(Collected data entries)
>>>

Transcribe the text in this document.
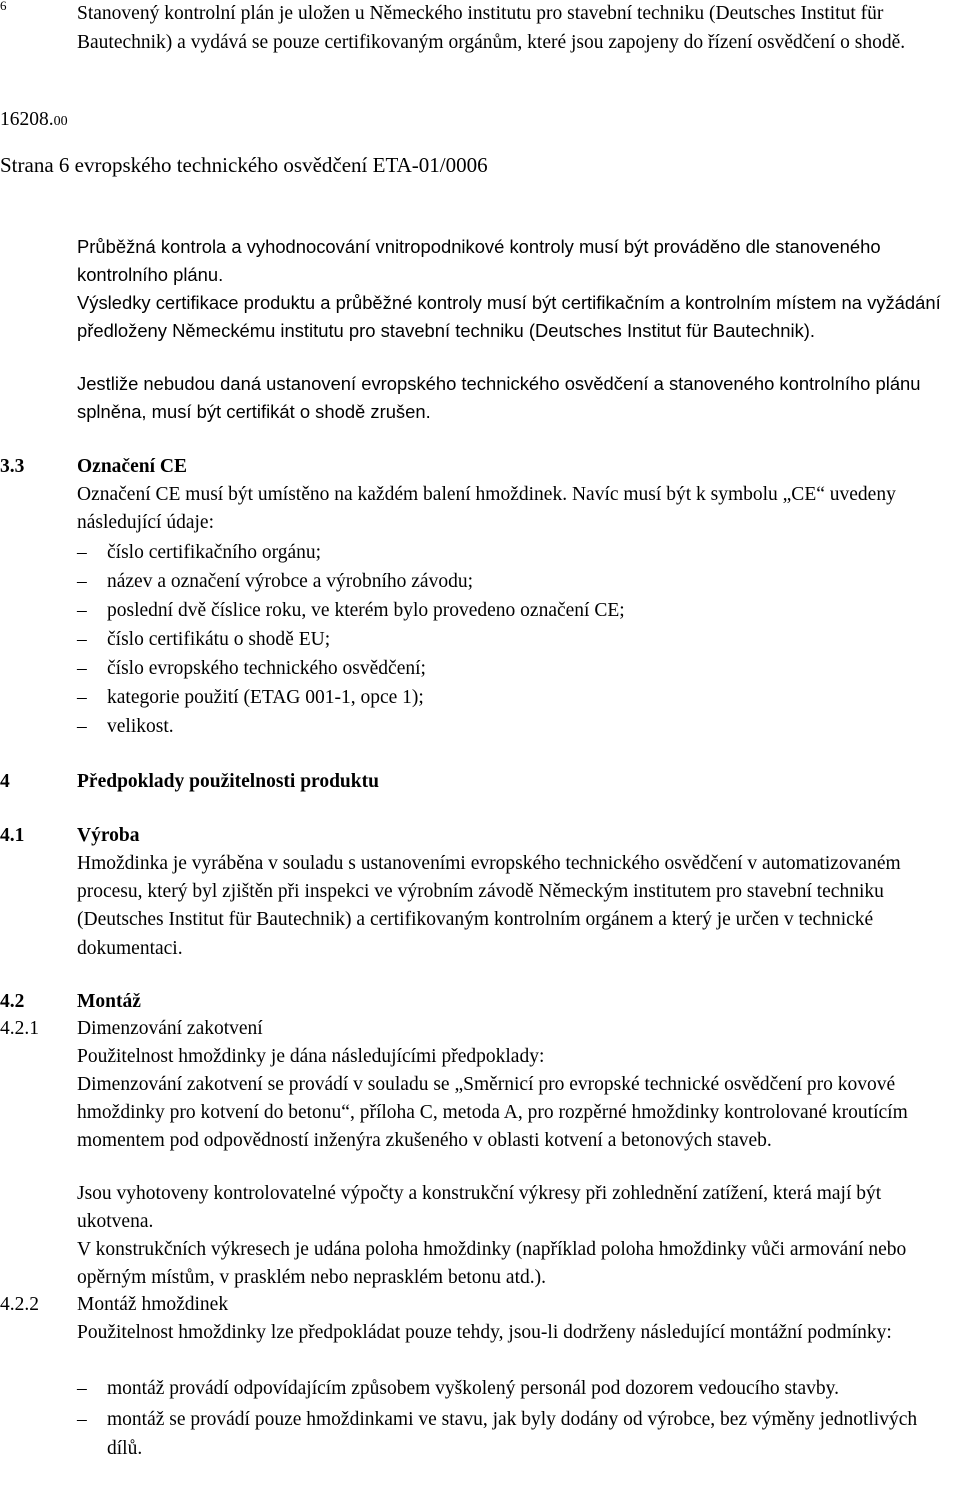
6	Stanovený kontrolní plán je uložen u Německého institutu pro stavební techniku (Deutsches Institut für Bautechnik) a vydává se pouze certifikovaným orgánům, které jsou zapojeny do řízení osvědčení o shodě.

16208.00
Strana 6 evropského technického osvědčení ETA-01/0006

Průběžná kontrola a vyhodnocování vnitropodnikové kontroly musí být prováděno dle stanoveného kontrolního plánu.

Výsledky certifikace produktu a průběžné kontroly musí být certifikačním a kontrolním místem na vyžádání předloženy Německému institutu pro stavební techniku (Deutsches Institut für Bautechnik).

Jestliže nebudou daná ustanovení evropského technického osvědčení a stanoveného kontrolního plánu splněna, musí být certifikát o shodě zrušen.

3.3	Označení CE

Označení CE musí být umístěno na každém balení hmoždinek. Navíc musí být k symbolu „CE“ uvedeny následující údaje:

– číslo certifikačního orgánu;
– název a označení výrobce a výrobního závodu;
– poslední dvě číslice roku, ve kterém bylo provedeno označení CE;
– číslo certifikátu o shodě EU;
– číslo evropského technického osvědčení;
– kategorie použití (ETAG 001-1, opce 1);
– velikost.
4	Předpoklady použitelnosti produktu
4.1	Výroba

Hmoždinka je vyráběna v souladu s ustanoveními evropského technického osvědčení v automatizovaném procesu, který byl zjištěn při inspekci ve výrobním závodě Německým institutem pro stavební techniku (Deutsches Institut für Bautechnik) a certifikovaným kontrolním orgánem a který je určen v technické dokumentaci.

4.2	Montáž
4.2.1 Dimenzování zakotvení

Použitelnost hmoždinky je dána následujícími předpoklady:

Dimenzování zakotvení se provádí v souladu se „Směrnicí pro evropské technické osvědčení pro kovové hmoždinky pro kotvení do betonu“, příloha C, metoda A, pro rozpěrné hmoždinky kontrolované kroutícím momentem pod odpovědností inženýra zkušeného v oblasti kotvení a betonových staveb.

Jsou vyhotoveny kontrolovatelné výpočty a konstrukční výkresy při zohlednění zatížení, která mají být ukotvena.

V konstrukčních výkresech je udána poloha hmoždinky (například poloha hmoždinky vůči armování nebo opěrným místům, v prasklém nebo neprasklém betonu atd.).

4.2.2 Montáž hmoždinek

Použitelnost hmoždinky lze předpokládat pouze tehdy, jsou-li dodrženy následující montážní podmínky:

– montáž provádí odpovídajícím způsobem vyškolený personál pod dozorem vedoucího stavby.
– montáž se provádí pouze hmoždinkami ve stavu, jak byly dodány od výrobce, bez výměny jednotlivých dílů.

<<<

Output the data exactly. Pictures don't belong in the result.

Transcribe the text in this document.
6	Stanovený kontrolní plán je uložen u Německého institutu pro stavební techniku (Deutsches Institut für Bautechnik) a vydává se pouze certifikovaným orgánům, které jsou zapojeny do řízení osvědčení o shodě.

16208.00
Strana 6 evropského technického osvědčení ETA-01/0006

Průběžná kontrola a vyhodnocování vnitropodnikové kontroly musí být prováděno dle stanoveného kontrolního plánu.

Výsledky certifikace produktu a průběžné kontroly musí být certifikačním a kontrolním místem na vyžádání předloženy Německému institutu pro stavební techniku (Deutsches Institut für Bautechnik).

Jestliže nebudou daná ustanovení evropského technického osvědčení a stanoveného kontrolního plánu splněna, musí být certifikát o shodě zrušen.

3.3	Označení CE

Označení CE musí být umístěno na každém balení hmoždinek. Navíc musí být k symbolu „CE“ uvedeny následující údaje:

– číslo certifikačního orgánu;
– název a označení výrobce a výrobního závodu;
– poslední dvě číslice roku, ve kterém bylo provedeno označení CE;
– číslo certifikátu o shodě EU;
– číslo evropského technického osvědčení;
– kategorie použití (ETAG 001-1, opce 1);
– velikost.
4	Předpoklady použitelnosti produktu
4.1	Výroba

Hmoždinka je vyráběna v souladu s ustanoveními evropského technického osvědčení v automatizovaném procesu, který byl zjištěn při inspekci ve výrobním závodě Německým institutem pro stavební techniku (Deutsches Institut für Bautechnik) a certifikovaným kontrolním orgánem a který je určen v technické dokumentaci.

4.2	Montáž
4.2.1 Dimenzování zakotvení

Použitelnost hmoždinky je dána následujícími předpoklady:

Dimenzování zakotvení se provádí v souladu se „Směrnicí pro evropské technické osvědčení pro kovové hmoždinky pro kotvení do betonu“, příloha C, metoda A, pro rozpěrné hmoždinky kontrolované kroutícím momentem pod odpovědností inženýra zkušeného v oblasti kotvení a betonových staveb.

Jsou vyhotoveny kontrolovatelné výpočty a konstrukční výkresy při zohlednění zatížení, která mají být ukotvena.

V konstrukčních výkresech je udána poloha hmoždinky (například poloha hmoždinky vůči armování nebo opěrným místům, v prasklém nebo neprasklém betonu atd.).

4.2.2 Montáž hmoždinek

Použitelnost hmoždinky lze předpokládat pouze tehdy, jsou-li dodrženy následující montážní podmínky:

– montáž provádí odpovídajícím způsobem vyškolený personál pod dozorem vedoucího stavby.
– montáž se provádí pouze hmoždinkami ve stavu, jak byly dodány od výrobce, bez výměny jednotlivých dílů.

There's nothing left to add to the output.